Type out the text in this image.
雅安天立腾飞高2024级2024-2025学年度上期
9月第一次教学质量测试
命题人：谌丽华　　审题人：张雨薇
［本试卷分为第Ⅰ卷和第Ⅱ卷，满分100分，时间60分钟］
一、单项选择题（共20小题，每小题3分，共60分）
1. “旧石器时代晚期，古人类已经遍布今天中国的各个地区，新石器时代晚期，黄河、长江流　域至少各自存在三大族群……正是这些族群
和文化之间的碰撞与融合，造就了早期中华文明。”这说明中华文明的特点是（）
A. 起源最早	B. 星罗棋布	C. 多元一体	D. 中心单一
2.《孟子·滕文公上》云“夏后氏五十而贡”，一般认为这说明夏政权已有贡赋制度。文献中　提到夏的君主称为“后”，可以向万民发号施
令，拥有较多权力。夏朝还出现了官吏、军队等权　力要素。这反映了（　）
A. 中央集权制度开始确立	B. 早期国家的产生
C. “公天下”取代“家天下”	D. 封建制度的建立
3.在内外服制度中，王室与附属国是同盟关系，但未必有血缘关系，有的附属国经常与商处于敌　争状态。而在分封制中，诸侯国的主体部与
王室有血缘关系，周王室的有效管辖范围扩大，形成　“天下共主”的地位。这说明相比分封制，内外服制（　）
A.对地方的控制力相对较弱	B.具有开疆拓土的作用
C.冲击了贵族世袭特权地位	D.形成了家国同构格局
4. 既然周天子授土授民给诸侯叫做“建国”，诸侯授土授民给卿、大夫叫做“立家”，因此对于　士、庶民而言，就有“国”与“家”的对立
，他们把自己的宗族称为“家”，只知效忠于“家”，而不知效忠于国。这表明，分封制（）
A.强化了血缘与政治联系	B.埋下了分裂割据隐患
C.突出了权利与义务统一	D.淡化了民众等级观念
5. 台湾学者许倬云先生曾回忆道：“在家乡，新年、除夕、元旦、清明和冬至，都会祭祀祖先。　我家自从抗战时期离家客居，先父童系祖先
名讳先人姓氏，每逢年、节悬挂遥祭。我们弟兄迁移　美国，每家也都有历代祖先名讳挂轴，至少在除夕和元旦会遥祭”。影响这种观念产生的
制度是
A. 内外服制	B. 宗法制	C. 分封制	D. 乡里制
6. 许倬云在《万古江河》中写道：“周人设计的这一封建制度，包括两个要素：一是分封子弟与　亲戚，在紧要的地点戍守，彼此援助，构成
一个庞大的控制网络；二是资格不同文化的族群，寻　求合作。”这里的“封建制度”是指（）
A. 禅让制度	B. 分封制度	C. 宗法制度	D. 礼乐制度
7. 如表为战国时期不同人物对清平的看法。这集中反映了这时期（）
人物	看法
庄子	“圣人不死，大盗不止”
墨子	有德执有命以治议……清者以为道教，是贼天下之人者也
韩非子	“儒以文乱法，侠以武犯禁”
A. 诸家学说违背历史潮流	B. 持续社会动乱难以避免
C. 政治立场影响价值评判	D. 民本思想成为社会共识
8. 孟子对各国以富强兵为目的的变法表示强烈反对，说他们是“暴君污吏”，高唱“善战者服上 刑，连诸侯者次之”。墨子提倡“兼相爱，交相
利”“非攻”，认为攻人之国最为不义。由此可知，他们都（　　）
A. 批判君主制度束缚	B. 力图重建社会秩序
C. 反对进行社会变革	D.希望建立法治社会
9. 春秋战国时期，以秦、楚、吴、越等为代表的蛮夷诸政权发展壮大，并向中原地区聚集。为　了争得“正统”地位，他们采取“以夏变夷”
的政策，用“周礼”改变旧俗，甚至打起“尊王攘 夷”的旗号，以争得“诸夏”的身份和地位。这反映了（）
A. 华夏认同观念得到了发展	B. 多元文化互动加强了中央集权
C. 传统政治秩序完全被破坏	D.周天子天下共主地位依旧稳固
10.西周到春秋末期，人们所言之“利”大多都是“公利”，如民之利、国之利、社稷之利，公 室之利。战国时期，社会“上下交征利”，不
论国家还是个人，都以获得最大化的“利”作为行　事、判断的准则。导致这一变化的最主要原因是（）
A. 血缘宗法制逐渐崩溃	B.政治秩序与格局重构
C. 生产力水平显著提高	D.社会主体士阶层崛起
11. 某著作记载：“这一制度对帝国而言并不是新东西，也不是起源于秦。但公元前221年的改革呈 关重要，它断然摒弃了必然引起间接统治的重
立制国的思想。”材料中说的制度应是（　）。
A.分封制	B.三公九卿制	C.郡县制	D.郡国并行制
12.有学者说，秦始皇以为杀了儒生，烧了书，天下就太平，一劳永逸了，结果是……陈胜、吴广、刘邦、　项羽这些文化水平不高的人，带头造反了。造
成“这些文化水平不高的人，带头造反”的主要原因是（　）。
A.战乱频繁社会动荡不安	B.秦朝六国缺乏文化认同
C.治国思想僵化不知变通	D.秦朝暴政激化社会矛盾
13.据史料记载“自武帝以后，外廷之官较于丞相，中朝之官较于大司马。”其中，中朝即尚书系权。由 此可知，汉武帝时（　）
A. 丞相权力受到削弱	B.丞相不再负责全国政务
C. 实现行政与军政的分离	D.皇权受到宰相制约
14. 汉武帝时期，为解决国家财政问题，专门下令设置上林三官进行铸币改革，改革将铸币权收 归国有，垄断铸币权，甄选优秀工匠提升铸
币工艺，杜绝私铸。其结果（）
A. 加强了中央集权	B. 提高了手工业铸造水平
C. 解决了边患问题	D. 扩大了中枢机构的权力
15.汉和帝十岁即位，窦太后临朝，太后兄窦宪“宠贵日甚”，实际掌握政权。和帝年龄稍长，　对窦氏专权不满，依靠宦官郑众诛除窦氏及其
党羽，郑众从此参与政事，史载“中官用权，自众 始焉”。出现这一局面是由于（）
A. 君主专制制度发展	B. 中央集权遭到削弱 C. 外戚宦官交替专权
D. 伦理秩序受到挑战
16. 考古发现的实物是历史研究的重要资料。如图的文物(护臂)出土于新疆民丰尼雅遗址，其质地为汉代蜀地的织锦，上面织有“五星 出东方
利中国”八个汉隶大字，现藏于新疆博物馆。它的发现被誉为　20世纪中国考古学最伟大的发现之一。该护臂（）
----------
__Request__. List all lines holding the string "这反映了".

__Answer for the task__.
令，拥有较多权力。夏朝还出现了官吏、军队等权　力要素。这反映了（　）
的政策，用“周礼”改变旧俗，甚至打起“尊王攘 夷”的旗号，以争得“诸夏”的身份和地位。这反映了（）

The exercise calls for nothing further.